• **Excerpt to read**:
---*---

Skip to content

Message Queues

TL;DR

Message queues decouple producers and consumers, enabling asynchronous communication, load leveling, and fault tolerance. Key concepts: producers, consumers, brokers, acknowledgments. Choose based on ordering needs, throughput, durability, and exactly-once requirements. Popular options: RabbitMQ, Amazon SQS, Apache Kafka (log-based).


Why Message Queues?

Synchronous Problems

Direct HTTP call:
  Service A ──HTTP──► Service B
  
Problems:
  - A waits for B (latency)
  - If B is down, A fails
  - Spikes in A overwhelm B
  - Tight coupling

Queue Benefits

With message queue:
  Service A ──► [Queue] ──► Service B

Benefits:
  - A doesn't wait (async)

---*---

Element box records
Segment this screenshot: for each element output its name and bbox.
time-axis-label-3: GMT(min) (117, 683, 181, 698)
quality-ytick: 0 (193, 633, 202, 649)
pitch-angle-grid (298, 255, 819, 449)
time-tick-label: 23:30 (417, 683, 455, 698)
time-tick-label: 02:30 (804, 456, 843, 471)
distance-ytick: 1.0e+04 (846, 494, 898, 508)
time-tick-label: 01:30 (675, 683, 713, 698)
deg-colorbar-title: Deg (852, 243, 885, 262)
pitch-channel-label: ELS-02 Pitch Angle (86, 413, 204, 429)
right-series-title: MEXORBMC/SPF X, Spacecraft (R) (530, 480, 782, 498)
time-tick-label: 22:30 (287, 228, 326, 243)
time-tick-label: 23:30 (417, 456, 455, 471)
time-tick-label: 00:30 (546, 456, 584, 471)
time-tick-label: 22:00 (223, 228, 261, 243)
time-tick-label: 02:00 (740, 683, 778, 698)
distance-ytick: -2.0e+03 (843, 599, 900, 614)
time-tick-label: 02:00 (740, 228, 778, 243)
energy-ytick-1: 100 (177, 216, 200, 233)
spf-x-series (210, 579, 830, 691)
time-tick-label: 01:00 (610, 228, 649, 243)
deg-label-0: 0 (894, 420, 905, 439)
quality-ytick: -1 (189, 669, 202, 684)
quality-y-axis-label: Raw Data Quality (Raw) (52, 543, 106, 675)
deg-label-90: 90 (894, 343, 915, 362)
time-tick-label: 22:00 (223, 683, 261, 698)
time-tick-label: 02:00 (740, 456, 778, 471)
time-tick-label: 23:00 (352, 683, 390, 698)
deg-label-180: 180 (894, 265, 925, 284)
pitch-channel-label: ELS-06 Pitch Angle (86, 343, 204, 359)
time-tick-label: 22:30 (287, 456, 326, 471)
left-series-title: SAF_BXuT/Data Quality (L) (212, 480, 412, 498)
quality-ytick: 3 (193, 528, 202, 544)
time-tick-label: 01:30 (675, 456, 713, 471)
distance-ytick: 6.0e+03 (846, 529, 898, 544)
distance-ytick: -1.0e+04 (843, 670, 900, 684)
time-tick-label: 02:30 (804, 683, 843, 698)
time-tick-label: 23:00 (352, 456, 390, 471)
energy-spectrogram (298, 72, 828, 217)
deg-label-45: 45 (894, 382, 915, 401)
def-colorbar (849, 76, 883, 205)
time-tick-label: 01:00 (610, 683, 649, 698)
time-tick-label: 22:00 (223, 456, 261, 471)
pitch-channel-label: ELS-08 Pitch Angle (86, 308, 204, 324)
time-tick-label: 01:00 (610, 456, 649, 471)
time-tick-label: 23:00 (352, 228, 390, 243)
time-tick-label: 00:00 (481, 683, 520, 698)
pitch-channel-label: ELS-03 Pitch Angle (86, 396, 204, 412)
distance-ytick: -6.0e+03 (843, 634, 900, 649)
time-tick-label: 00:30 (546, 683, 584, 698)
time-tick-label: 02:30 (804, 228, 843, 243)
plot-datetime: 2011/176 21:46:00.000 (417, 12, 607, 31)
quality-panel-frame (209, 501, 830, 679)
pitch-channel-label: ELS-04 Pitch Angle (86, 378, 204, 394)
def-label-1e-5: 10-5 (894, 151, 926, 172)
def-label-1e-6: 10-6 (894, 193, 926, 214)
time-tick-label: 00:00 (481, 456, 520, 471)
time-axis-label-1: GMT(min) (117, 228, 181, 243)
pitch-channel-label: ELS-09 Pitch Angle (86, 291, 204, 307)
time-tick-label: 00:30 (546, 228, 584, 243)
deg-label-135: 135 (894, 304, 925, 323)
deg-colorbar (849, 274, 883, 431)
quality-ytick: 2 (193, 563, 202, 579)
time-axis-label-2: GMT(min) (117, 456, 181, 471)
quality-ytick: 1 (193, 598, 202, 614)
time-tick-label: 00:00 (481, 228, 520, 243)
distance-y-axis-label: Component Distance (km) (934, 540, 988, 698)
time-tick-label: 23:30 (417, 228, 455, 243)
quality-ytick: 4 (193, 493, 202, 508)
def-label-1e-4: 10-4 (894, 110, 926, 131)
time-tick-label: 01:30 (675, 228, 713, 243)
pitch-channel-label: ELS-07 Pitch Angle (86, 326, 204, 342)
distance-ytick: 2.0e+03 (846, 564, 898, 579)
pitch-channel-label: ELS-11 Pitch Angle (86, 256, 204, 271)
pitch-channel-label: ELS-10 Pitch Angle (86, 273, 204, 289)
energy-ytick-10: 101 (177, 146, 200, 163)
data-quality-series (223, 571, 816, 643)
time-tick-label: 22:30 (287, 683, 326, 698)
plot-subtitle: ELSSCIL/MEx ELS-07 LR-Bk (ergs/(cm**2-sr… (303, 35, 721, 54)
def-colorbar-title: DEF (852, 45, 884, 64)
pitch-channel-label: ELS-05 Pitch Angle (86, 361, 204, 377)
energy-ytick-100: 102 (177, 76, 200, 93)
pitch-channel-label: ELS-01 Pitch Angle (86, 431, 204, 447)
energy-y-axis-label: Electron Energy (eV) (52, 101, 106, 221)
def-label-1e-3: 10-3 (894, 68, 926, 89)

---*---

• **What to work on**: Can you edit the message queue page from its passage starting at "Skip to content" and ending at "Apache Kafka (log-based).", putting "resilience" in place of "fault tolerance"? The records aren't needed here.

• **Reply**:
Skip to content

Message Queues

TL;DR

Message queues decouple producers and consumers, enabling asynchronous communication, load leveling, and resilience. Key concepts: producers, consumers, brokers, acknowledgments. Choose based on ordering needs, throughput, durability, and exactly-once requirements. Popular options: RabbitMQ, Amazon SQS, Apache Kafka (log-based).